:: WHAT IS NEEDED ::
Repeat every line of the listing below exactly, minus the pictures.

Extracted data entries

--

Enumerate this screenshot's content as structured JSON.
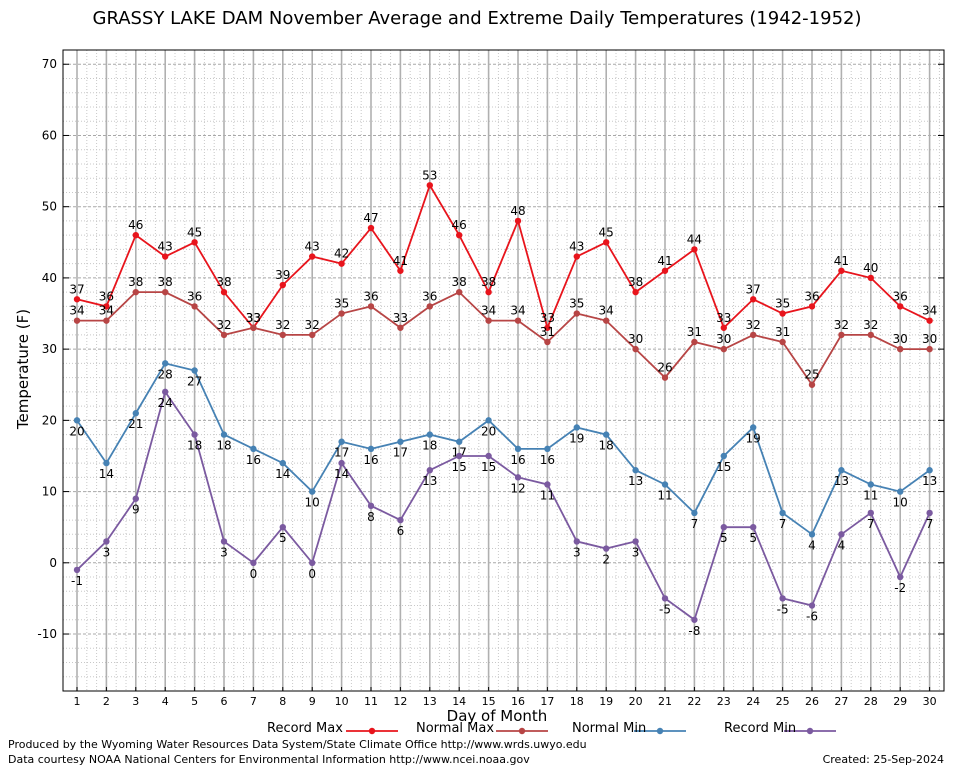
{
  "chart_data": {
    "type": "line",
    "title": "GRASSY LAKE DAM November Average and Extreme Daily Temperatures (1942-1952)",
    "xlabel": "Day of Month",
    "ylabel": "Temperature (F)",
    "ylim": [
      -18,
      72
    ],
    "yticks": [
      -10,
      0,
      10,
      20,
      30,
      40,
      50,
      60,
      70
    ],
    "x": [
      1,
      2,
      3,
      4,
      5,
      6,
      7,
      8,
      9,
      10,
      11,
      12,
      13,
      14,
      15,
      16,
      17,
      18,
      19,
      20,
      21,
      22,
      23,
      24,
      25,
      26,
      27,
      28,
      29,
      30
    ],
    "grid": true,
    "legend_position": "bottom",
    "series": [
      {
        "name": "Record Max",
        "color": "#e8141c",
        "values": [
          37,
          36,
          46,
          43,
          45,
          38,
          33,
          39,
          43,
          42,
          47,
          41,
          53,
          46,
          38,
          48,
          33,
          43,
          45,
          38,
          41,
          44,
          33,
          37,
          35,
          36,
          41,
          40,
          36,
          34
        ]
      },
      {
        "name": "Normal Max",
        "color": "#b74545",
        "values": [
          34,
          34,
          38,
          38,
          36,
          32,
          33,
          32,
          32,
          35,
          36,
          33,
          36,
          38,
          34,
          34,
          31,
          35,
          34,
          30,
          26,
          31,
          30,
          32,
          31,
          25,
          32,
          32,
          30,
          30
        ]
      },
      {
        "name": "Normal Min",
        "color": "#4682b4",
        "values": [
          20,
          14,
          21,
          28,
          27,
          18,
          16,
          14,
          10,
          17,
          16,
          17,
          18,
          17,
          20,
          16,
          16,
          19,
          18,
          13,
          11,
          7,
          15,
          19,
          7,
          4,
          13,
          11,
          10,
          13
        ]
      },
      {
        "name": "Record Min",
        "color": "#7b5aa0",
        "values": [
          -1,
          3,
          9,
          24,
          18,
          3,
          0,
          5,
          0,
          14,
          8,
          6,
          13,
          15,
          15,
          12,
          11,
          3,
          2,
          3,
          -5,
          -8,
          5,
          5,
          -5,
          -6,
          4,
          7,
          -2,
          7
        ]
      }
    ]
  },
  "footer": {
    "produced_by": "Produced by the Wyoming Water Resources Data System/State Climate Office http://www.wrds.uwyo.edu",
    "courtesy": "Data courtesy NOAA National Centers for Environmental Information http://www.ncei.noaa.gov",
    "created": "Created:  25-Sep-2024"
  }
}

--

:: WRITTEN RESPONSE ::
Enumerate this screenshot's content as structured JSON.
{
  "chart_data": {
    "type": "line",
    "title": "GRASSY LAKE DAM November Average and Extreme Daily Temperatures (1942-1952)",
    "xlabel": "Day of Month",
    "ylabel": "Temperature (F)",
    "ylim": [
      -18,
      72
    ],
    "yticks": [
      -10,
      0,
      10,
      20,
      30,
      40,
      50,
      60,
      70
    ],
    "x": [
      1,
      2,
      3,
      4,
      5,
      6,
      7,
      8,
      9,
      10,
      11,
      12,
      13,
      14,
      15,
      16,
      17,
      18,
      19,
      20,
      21,
      22,
      23,
      24,
      25,
      26,
      27,
      28,
      29,
      30
    ],
    "grid": true,
    "legend_position": "bottom",
    "series": [
      {
        "name": "Record Max",
        "color": "#e8141c",
        "values": [
          37,
          36,
          46,
          43,
          45,
          38,
          33,
          39,
          43,
          42,
          47,
          41,
          53,
          46,
          38,
          48,
          33,
          43,
          45,
          38,
          41,
          44,
          33,
          37,
          35,
          36,
          41,
          40,
          36,
          34
        ]
      },
      {
        "name": "Normal Max",
        "color": "#b74545",
        "values": [
          34,
          34,
          38,
          38,
          36,
          32,
          33,
          32,
          32,
          35,
          36,
          33,
          36,
          38,
          34,
          34,
          31,
          35,
          34,
          30,
          26,
          31,
          30,
          32,
          31,
          25,
          32,
          32,
          30,
          30
        ]
      },
      {
        "name": "Normal Min",
        "color": "#4682b4",
        "values": [
          20,
          14,
          21,
          28,
          27,
          18,
          16,
          14,
          10,
          17,
          16,
          17,
          18,
          17,
          20,
          16,
          16,
          19,
          18,
          13,
          11,
          7,
          15,
          19,
          7,
          4,
          13,
          11,
          10,
          13
        ]
      },
      {
        "name": "Record Min",
        "color": "#7b5aa0",
        "values": [
          -1,
          3,
          9,
          24,
          18,
          3,
          0,
          5,
          0,
          14,
          8,
          6,
          13,
          15,
          15,
          12,
          11,
          3,
          2,
          3,
          -5,
          -8,
          5,
          5,
          -5,
          -6,
          4,
          7,
          -2,
          7
        ]
      }
    ]
  },
  "footer": {
    "produced_by": "Produced by the Wyoming Water Resources Data System/State Climate Office http://www.wrds.uwyo.edu",
    "courtesy": "Data courtesy NOAA National Centers for Environmental Information http://www.ncei.noaa.gov",
    "created": "Created:  25-Sep-2024"
  }
}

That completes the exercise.